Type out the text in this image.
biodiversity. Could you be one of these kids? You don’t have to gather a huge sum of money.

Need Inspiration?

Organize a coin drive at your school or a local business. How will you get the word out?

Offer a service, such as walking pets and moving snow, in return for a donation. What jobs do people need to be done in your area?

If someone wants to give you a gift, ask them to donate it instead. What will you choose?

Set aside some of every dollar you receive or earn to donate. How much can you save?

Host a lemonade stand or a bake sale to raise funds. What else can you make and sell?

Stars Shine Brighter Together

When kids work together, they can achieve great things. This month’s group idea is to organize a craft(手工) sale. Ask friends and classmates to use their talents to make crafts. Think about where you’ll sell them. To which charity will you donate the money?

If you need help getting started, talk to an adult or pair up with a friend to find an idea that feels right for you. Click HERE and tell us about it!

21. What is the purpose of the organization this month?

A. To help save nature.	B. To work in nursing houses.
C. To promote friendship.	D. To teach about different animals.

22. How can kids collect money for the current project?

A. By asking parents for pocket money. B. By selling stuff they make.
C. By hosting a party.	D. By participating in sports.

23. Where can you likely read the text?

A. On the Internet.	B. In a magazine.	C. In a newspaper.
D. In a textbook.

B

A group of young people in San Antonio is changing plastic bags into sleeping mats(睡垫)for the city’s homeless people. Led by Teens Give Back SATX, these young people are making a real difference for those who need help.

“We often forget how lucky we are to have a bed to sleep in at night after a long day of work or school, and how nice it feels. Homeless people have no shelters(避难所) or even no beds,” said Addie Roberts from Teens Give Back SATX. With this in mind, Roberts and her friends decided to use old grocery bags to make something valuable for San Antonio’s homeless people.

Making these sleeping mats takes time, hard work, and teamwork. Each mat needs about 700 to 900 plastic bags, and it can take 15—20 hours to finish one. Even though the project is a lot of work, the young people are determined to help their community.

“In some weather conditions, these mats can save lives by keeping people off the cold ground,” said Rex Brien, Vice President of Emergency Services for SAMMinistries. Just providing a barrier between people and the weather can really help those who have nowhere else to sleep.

◇ ◇ ◇ ◇

GOAL OF THE EXERCISE: Write an exact transcription of every entry above.

WORKED SOLUTION:
Type out the text in this image.
biodiversity. Could you be one of these kids? You don’t have to gather a huge sum of money.

Need Inspiration?

Organize a coin drive at your school or a local business. How will you get the word out?

Offer a service, such as walking pets and moving snow, in return for a donation. What jobs do people need to be done in your area?

If someone wants to give you a gift, ask them to donate it instead. What will you choose?

Set aside some of every dollar you receive or earn to donate. How much can you save?

Host a lemonade stand or a bake sale to raise funds. What else can you make and sell?

Stars Shine Brighter Together

When kids work together, they can achieve great things. This month’s group idea is to organize a craft(手工) sale. Ask friends and classmates to use their talents to make crafts. Think about where you’ll sell them. To which charity will you donate the money?

If you need help getting started, talk to an adult or pair up with a friend to find an idea that feels right for you. Click HERE and tell us about it!

21. What is the purpose of the organization this month?

A. To help save nature.	B. To work in nursing houses.
C. To promote friendship.	D. To teach about different animals.

22. How can kids collect money for the current project?

A. By asking parents for pocket money. B. By selling stuff they make.
C. By hosting a party.	D. By participating in sports.

23. Where can you likely read the text?

A. On the Internet.	B. In a magazine.	C. In a newspaper.
D. In a textbook.

B

A group of young people in San Antonio is changing plastic bags into sleeping mats(睡垫)for the city’s homeless people. Led by Teens Give Back SATX, these young people are making a real difference for those who need help.

“We often forget how lucky we are to have a bed to sleep in at night after a long day of work or school, and how nice it feels. Homeless people have no shelters(避难所) or even no beds,” said Addie Roberts from Teens Give Back SATX. With this in mind, Roberts and her friends decided to use old grocery bags to make something valuable for San Antonio’s homeless people.

Making these sleeping mats takes time, hard work, and teamwork. Each mat needs about 700 to 900 plastic bags, and it can take 15—20 hours to finish one. Even though the project is a lot of work, the young people are determined to help their community.

“In some weather conditions, these mats can save lives by keeping people off the cold ground,” said Rex Brien, Vice President of Emergency Services for SAMMinistries. Just providing a barrier between people and the weather can really help those who have nowhere else to sleep.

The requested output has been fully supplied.